→ **Exercise task**
Report how many lines in the rows below contain the string "background". Give only the number.

→ **Material for this exercise**
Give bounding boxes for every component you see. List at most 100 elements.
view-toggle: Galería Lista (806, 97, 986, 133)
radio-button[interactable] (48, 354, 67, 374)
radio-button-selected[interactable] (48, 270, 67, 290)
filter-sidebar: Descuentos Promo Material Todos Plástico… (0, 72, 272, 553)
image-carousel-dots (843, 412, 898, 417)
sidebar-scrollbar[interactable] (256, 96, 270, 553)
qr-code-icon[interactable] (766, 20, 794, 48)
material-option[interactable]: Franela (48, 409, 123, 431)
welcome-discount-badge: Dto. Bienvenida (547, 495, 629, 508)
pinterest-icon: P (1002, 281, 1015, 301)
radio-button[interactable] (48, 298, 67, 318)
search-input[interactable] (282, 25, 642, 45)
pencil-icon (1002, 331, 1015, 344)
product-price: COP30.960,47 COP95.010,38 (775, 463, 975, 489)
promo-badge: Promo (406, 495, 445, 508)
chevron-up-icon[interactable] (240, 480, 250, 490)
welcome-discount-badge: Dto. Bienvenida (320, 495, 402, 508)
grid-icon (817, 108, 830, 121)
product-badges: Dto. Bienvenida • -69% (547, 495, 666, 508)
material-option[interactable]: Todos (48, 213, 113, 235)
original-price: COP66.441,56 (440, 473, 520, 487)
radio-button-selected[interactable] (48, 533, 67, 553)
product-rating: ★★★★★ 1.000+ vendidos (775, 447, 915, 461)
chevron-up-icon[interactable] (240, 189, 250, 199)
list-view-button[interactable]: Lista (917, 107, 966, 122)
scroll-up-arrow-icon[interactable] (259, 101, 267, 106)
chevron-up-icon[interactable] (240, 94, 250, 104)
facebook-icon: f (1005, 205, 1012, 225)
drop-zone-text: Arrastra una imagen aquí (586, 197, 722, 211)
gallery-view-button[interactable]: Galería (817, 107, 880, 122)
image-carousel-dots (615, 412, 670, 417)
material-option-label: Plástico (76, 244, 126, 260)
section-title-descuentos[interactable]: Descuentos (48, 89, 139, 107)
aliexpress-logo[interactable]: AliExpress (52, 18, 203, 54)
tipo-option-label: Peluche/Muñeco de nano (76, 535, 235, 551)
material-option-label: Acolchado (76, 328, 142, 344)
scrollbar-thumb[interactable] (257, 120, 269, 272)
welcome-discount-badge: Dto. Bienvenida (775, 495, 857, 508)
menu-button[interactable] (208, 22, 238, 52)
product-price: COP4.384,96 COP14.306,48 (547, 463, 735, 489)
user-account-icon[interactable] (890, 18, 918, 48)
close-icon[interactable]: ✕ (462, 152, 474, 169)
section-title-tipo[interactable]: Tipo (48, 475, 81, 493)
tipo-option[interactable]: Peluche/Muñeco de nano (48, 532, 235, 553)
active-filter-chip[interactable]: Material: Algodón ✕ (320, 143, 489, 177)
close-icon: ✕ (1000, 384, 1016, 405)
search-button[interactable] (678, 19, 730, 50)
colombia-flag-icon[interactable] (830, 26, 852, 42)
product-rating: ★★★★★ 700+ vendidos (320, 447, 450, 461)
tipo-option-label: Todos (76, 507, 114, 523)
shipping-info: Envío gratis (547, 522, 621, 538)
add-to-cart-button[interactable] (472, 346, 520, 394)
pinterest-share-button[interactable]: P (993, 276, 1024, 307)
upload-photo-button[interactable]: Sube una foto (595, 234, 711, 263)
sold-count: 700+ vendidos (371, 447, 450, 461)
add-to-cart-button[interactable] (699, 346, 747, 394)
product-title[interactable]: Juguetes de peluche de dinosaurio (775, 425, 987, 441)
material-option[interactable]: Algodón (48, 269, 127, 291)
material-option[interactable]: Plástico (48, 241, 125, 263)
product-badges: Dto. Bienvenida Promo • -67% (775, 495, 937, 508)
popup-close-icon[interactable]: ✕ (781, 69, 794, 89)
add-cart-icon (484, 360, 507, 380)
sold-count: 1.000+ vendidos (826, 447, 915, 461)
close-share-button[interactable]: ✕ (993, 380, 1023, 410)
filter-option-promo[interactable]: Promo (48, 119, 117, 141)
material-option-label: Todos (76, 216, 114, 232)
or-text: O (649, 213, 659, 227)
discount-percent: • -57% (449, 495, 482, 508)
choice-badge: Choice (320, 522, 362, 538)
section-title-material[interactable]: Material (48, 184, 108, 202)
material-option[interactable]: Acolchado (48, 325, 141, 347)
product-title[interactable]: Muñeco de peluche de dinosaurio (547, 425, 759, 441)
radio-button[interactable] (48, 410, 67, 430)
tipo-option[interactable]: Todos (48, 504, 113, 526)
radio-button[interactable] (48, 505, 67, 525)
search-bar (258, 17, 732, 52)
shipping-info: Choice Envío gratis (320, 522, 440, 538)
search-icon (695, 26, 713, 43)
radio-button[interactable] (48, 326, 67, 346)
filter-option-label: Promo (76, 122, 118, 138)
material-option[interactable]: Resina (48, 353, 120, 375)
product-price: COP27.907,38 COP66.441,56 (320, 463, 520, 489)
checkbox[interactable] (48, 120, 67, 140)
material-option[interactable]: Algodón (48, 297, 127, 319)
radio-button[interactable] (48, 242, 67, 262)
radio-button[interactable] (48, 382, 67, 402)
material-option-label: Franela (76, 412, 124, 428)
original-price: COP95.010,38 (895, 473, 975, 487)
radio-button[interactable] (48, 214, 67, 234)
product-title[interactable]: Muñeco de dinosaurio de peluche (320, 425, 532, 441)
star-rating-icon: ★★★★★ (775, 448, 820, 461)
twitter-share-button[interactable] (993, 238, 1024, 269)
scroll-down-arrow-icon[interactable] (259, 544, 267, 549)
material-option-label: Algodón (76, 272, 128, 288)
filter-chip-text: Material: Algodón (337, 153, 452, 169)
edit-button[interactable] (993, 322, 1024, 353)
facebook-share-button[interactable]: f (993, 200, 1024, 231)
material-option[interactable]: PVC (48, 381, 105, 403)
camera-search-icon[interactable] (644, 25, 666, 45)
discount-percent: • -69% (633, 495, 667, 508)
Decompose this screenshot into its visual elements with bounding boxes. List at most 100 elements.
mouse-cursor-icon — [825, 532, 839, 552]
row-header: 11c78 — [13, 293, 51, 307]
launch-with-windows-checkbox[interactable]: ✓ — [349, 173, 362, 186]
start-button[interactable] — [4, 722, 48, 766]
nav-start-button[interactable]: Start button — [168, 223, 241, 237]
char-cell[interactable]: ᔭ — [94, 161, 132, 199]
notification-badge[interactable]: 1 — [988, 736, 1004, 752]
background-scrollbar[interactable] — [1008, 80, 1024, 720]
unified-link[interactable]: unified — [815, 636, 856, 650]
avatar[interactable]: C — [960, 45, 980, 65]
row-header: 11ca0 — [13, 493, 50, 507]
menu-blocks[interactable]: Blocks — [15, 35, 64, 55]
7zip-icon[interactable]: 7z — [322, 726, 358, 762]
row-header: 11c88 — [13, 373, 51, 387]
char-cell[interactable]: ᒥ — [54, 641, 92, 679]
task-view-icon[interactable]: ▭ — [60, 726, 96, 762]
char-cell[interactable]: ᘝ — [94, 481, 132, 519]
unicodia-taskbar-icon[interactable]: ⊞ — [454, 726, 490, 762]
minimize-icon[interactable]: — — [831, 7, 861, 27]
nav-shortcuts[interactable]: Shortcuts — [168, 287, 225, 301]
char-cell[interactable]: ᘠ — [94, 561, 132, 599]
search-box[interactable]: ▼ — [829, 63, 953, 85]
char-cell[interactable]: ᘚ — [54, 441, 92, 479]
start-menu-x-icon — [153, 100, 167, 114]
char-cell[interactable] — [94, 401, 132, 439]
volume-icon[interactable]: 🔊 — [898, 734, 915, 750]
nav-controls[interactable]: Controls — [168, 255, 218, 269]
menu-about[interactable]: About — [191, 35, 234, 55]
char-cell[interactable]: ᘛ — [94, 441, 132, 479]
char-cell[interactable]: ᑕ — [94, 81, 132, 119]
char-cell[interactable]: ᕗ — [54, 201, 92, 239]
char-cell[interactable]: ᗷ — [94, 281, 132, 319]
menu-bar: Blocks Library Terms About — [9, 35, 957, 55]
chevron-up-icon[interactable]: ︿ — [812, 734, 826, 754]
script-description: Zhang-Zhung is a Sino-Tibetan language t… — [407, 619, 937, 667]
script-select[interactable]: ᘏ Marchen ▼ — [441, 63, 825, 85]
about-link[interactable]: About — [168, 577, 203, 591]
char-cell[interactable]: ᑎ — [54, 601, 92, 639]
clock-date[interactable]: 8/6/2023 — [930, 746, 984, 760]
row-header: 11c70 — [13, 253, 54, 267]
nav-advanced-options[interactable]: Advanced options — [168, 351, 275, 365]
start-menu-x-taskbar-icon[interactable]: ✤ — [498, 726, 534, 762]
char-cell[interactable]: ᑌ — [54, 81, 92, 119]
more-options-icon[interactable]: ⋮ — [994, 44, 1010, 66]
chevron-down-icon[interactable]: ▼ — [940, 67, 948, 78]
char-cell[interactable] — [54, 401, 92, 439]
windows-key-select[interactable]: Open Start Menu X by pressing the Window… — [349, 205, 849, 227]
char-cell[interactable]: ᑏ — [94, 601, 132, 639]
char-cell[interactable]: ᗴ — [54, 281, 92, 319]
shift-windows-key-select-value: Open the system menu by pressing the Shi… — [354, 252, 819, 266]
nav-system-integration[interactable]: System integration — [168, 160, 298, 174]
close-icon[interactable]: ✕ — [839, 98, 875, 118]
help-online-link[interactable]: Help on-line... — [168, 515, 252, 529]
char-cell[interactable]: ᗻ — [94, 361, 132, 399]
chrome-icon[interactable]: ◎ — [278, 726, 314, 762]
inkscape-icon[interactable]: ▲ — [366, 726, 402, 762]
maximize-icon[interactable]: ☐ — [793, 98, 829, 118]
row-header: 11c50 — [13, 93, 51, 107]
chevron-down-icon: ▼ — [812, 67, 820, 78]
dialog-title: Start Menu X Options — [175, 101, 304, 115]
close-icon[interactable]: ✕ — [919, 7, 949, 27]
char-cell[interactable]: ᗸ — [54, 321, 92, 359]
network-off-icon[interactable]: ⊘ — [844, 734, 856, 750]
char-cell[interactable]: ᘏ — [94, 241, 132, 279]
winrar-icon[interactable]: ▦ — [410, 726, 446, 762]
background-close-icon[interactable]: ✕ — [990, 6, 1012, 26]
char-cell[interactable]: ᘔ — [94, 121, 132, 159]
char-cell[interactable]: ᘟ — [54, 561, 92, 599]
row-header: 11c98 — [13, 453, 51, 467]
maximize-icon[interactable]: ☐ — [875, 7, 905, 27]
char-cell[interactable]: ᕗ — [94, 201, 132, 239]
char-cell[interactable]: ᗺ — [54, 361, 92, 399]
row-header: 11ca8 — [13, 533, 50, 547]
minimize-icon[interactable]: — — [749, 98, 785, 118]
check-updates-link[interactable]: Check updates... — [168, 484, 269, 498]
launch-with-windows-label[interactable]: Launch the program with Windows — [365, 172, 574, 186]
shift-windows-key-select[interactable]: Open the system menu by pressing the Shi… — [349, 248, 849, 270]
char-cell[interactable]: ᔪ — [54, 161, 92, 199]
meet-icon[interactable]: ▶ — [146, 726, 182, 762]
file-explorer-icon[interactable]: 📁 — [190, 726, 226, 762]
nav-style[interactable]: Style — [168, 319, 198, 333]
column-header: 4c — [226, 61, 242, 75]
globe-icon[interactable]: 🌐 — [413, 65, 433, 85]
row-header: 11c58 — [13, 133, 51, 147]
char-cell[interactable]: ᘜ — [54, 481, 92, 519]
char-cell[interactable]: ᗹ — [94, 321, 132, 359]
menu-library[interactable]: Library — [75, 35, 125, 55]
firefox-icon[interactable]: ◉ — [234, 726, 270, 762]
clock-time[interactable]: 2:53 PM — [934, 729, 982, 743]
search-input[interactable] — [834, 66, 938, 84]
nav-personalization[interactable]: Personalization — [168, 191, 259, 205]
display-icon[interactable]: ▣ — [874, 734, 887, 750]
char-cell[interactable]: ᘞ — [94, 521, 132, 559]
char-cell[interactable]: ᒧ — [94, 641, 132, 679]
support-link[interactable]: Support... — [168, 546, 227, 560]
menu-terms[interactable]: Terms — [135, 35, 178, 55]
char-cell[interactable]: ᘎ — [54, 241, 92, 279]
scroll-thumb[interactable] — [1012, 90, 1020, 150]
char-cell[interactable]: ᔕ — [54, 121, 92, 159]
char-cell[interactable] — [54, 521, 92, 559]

→ **Task response**
2